┌─ DATA SHOWN

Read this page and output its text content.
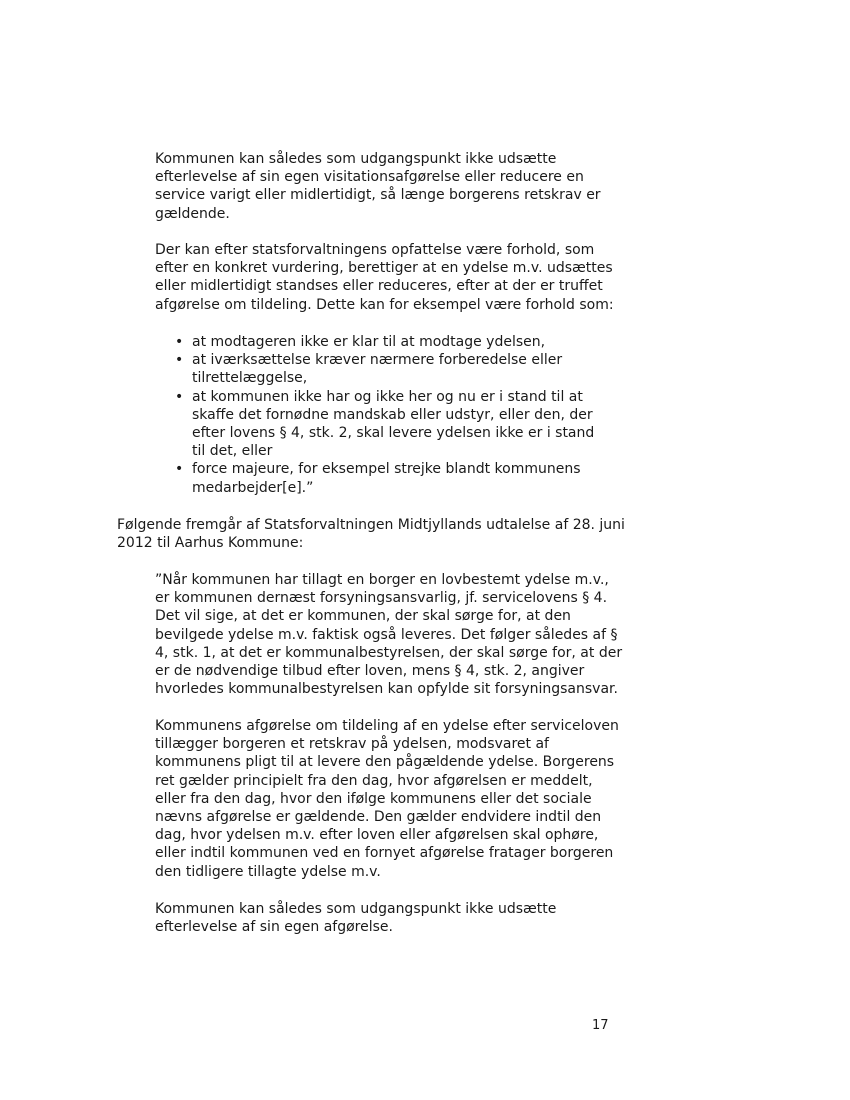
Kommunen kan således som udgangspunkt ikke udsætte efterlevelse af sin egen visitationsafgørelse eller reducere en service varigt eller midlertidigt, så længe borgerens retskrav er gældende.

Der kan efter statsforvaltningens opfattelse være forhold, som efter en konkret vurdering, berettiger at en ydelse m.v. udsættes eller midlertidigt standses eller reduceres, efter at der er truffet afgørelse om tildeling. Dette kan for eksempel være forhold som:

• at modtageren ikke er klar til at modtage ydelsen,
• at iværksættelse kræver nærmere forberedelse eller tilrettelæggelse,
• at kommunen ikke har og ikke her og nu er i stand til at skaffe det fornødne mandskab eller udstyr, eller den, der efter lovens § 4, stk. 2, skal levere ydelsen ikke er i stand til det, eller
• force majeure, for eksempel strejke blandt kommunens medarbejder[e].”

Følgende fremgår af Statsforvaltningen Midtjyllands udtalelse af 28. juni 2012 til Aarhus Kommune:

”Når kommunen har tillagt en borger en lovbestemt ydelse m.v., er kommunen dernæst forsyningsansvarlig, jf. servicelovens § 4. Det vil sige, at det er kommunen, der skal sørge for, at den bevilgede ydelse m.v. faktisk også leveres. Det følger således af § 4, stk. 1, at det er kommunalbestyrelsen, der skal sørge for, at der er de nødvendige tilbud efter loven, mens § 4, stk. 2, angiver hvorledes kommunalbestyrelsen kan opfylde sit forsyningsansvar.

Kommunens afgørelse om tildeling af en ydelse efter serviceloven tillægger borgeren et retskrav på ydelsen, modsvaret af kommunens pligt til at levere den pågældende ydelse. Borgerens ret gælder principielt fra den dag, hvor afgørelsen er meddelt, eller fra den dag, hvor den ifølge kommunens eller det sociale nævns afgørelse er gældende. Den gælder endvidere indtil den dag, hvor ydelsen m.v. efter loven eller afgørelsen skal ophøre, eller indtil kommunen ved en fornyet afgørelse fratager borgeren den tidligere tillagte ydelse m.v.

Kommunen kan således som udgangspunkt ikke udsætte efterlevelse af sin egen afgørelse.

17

└─

● **TASK**
Copy the records exactly. Skip the pictures.

● **RESPONSE TO THIS EXERCISE**
Read this page and output its text content.
Kommunen kan således som udgangspunkt ikke udsætte efterlevelse af sin egen visitationsafgørelse eller reducere en service varigt eller midlertidigt, så længe borgerens retskrav er gældende.

Der kan efter statsforvaltningens opfattelse være forhold, som efter en konkret vurdering, berettiger at en ydelse m.v. udsættes eller midlertidigt standses eller reduceres, efter at der er truffet afgørelse om tildeling. Dette kan for eksempel være forhold som:

• at modtageren ikke er klar til at modtage ydelsen,
• at iværksættelse kræver nærmere forberedelse eller tilrettelæggelse,
• at kommunen ikke har og ikke her og nu er i stand til at skaffe det fornødne mandskab eller udstyr, eller den, der efter lovens § 4, stk. 2, skal levere ydelsen ikke er i stand til det, eller
• force majeure, for eksempel strejke blandt kommunens medarbejder[e].”

Følgende fremgår af Statsforvaltningen Midtjyllands udtalelse af 28. juni 2012 til Aarhus Kommune:

”Når kommunen har tillagt en borger en lovbestemt ydelse m.v., er kommunen dernæst forsyningsansvarlig, jf. servicelovens § 4. Det vil sige, at det er kommunen, der skal sørge for, at den bevilgede ydelse m.v. faktisk også leveres. Det følger således af § 4, stk. 1, at det er kommunalbestyrelsen, der skal sørge for, at der er de nødvendige tilbud efter loven, mens § 4, stk. 2, angiver hvorledes kommunalbestyrelsen kan opfylde sit forsyningsansvar.

Kommunens afgørelse om tildeling af en ydelse efter serviceloven tillægger borgeren et retskrav på ydelsen, modsvaret af kommunens pligt til at levere den pågældende ydelse. Borgerens ret gælder principielt fra den dag, hvor afgørelsen er meddelt, eller fra den dag, hvor den ifølge kommunens eller det sociale nævns afgørelse er gældende. Den gælder endvidere indtil den dag, hvor ydelsen m.v. efter loven eller afgørelsen skal ophøre, eller indtil kommunen ved en fornyet afgørelse fratager borgeren den tidligere tillagte ydelse m.v.

Kommunen kan således som udgangspunkt ikke udsætte efterlevelse af sin egen afgørelse.

17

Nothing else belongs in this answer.